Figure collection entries
------------------------

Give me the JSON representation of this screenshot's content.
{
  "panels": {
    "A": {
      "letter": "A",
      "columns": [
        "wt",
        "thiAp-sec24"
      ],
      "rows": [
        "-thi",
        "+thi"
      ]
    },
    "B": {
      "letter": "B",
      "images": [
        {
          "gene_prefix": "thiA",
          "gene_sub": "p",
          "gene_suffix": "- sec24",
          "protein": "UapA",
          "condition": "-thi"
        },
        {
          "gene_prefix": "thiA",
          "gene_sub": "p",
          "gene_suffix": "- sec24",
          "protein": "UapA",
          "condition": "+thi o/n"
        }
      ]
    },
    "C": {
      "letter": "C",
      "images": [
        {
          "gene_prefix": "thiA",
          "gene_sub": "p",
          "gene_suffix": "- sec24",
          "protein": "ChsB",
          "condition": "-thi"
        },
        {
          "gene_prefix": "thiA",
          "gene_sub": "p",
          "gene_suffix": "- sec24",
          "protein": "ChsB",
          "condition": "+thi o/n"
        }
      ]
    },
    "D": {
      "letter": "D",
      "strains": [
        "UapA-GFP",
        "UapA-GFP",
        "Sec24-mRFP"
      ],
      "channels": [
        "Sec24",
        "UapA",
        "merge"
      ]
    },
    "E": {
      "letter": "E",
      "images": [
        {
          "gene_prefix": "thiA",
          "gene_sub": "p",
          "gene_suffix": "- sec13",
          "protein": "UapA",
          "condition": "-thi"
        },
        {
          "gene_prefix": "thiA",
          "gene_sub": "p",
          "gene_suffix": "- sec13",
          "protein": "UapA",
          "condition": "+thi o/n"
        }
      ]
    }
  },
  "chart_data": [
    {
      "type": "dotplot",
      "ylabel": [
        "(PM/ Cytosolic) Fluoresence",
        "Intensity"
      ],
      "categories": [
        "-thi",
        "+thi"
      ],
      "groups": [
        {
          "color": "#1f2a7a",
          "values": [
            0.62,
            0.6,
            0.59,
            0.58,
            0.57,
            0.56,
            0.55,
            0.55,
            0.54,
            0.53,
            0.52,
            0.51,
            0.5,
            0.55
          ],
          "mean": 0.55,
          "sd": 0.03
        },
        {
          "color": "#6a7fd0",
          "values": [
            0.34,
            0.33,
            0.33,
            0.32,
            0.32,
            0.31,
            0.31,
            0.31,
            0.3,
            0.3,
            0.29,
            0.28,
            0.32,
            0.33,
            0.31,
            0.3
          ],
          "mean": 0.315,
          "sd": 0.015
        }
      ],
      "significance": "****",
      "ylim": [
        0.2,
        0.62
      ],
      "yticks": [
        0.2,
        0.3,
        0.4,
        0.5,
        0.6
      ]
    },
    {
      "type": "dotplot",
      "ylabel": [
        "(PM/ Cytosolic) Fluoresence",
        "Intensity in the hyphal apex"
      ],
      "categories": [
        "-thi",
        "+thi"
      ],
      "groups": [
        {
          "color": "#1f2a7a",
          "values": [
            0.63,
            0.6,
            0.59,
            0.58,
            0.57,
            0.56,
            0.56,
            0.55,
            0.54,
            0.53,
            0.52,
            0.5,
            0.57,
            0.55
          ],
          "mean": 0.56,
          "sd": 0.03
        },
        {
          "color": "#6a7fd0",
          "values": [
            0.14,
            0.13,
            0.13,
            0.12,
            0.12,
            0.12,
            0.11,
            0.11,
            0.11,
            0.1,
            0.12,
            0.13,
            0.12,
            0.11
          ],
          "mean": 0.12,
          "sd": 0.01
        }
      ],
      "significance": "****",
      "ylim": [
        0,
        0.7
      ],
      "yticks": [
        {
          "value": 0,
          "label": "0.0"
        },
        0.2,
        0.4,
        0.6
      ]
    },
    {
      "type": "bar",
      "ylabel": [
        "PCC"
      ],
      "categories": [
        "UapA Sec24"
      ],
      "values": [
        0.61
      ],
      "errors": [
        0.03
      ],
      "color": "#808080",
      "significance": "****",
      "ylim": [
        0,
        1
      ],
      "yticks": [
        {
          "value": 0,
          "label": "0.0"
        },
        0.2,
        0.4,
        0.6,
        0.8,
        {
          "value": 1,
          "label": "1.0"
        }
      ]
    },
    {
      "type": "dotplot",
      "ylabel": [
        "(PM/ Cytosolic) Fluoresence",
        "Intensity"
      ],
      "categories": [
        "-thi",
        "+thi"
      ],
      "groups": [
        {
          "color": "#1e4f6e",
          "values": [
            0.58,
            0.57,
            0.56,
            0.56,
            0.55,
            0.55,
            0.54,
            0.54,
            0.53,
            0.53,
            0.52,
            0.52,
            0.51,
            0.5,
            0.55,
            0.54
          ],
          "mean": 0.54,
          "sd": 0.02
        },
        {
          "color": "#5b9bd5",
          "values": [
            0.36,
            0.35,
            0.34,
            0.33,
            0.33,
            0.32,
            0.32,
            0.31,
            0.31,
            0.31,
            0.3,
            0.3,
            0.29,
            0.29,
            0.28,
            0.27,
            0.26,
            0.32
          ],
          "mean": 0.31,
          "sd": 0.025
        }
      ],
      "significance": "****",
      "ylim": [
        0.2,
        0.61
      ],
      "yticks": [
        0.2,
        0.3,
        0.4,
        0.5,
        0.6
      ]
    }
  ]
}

------------------------

Task description: Output the complete set of records word for word.

Result of this task:
Give me the JSON representation of this screenshot's content.
{
  "panels": {
    "A": {
      "letter": "A",
      "columns": [
        "wt",
        "thiAp-sec24"
      ],
      "rows": [
        "-thi",
        "+thi"
      ]
    },
    "B": {
      "letter": "B",
      "images": [
        {
          "gene_prefix": "thiA",
          "gene_sub": "p",
          "gene_suffix": "- sec24",
          "protein": "UapA",
          "condition": "-thi"
        },
        {
          "gene_prefix": "thiA",
          "gene_sub": "p",
          "gene_suffix": "- sec24",
          "protein": "UapA",
          "condition": "+thi o/n"
        }
      ]
    },
    "C": {
      "letter": "C",
      "images": [
        {
          "gene_prefix": "thiA",
          "gene_sub": "p",
          "gene_suffix": "- sec24",
          "protein": "ChsB",
          "condition": "-thi"
        },
        {
          "gene_prefix": "thiA",
          "gene_sub": "p",
          "gene_suffix": "- sec24",
          "protein": "ChsB",
          "condition": "+thi o/n"
        }
      ]
    },
    "D": {
      "letter": "D",
      "strains": [
        "UapA-GFP",
        "UapA-GFP",
        "Sec24-mRFP"
      ],
      "channels": [
        "Sec24",
        "UapA",
        "merge"
      ]
    },
    "E": {
      "letter": "E",
      "images": [
        {
          "gene_prefix": "thiA",
          "gene_sub": "p",
          "gene_suffix": "- sec13",
          "protein": "UapA",
          "condition": "-thi"
        },
        {
          "gene_prefix": "thiA",
          "gene_sub": "p",
          "gene_suffix": "- sec13",
          "protein": "UapA",
          "condition": "+thi o/n"
        }
      ]
    }
  },
  "chart_data": [
    {
      "type": "dotplot",
      "ylabel": [
        "(PM/ Cytosolic) Fluoresence",
        "Intensity"
      ],
      "categories": [
        "-thi",
        "+thi"
      ],
      "groups": [
        {
          "color": "#1f2a7a",
          "values": [
            0.62,
            0.6,
            0.59,
            0.58,
            0.57,
            0.56,
            0.55,
            0.55,
            0.54,
            0.53,
            0.52,
            0.51,
            0.5,
            0.55
          ],
          "mean": 0.55,
          "sd": 0.03
        },
        {
          "color": "#6a7fd0",
          "values": [
            0.34,
            0.33,
            0.33,
            0.32,
            0.32,
            0.31,
            0.31,
            0.31,
            0.3,
            0.3,
            0.29,
            0.28,
            0.32,
            0.33,
            0.31,
            0.3
          ],
          "mean": 0.315,
          "sd": 0.015
        }
      ],
      "significance": "****",
      "ylim": [
        0.2,
        0.62
      ],
      "yticks": [
        0.2,
        0.3,
        0.4,
        0.5,
        0.6
      ]
    },
    {
      "type": "dotplot",
      "ylabel": [
        "(PM/ Cytosolic) Fluoresence",
        "Intensity in the hyphal apex"
      ],
      "categories": [
        "-thi",
        "+thi"
      ],
      "groups": [
        {
          "color": "#1f2a7a",
          "values": [
            0.63,
            0.6,
            0.59,
            0.58,
            0.57,
            0.56,
            0.56,
            0.55,
            0.54,
            0.53,
            0.52,
            0.5,
            0.57,
            0.55
          ],
          "mean": 0.56,
          "sd": 0.03
        },
        {
          "color": "#6a7fd0",
          "values": [
            0.14,
            0.13,
            0.13,
            0.12,
            0.12,
            0.12,
            0.11,
            0.11,
            0.11,
            0.1,
            0.12,
            0.13,
            0.12,
            0.11
          ],
          "mean": 0.12,
          "sd": 0.01
        }
      ],
      "significance": "****",
      "ylim": [
        0,
        0.7
      ],
      "yticks": [
        {
          "value": 0,
          "label": "0.0"
        },
        0.2,
        0.4,
        0.6
      ]
    },
    {
      "type": "bar",
      "ylabel": [
        "PCC"
      ],
      "categories": [
        "UapA Sec24"
      ],
      "values": [
        0.61
      ],
      "errors": [
        0.03
      ],
      "color": "#808080",
      "significance": "****",
      "ylim": [
        0,
        1
      ],
      "yticks": [
        {
          "value": 0,
          "label": "0.0"
        },
        0.2,
        0.4,
        0.6,
        0.8,
        {
          "value": 1,
          "label": "1.0"
        }
      ]
    },
    {
      "type": "dotplot",
      "ylabel": [
        "(PM/ Cytosolic) Fluoresence",
        "Intensity"
      ],
      "categories": [
        "-thi",
        "+thi"
      ],
      "groups": [
        {
          "color": "#1e4f6e",
          "values": [
            0.58,
            0.57,
            0.56,
            0.56,
            0.55,
            0.55,
            0.54,
            0.54,
            0.53,
            0.53,
            0.52,
            0.52,
            0.51,
            0.5,
            0.55,
            0.54
          ],
          "mean": 0.54,
          "sd": 0.02
        },
        {
          "color": "#5b9bd5",
          "values": [
            0.36,
            0.35,
            0.34,
            0.33,
            0.33,
            0.32,
            0.32,
            0.31,
            0.31,
            0.31,
            0.3,
            0.3,
            0.29,
            0.29,
            0.28,
            0.27,
            0.26,
            0.32
          ],
          "mean": 0.31,
          "sd": 0.025
        }
      ],
      "significance": "****",
      "ylim": [
        0.2,
        0.61
      ],
      "yticks": [
        0.2,
        0.3,
        0.4,
        0.5,
        0.6
      ]
    }
  ]
}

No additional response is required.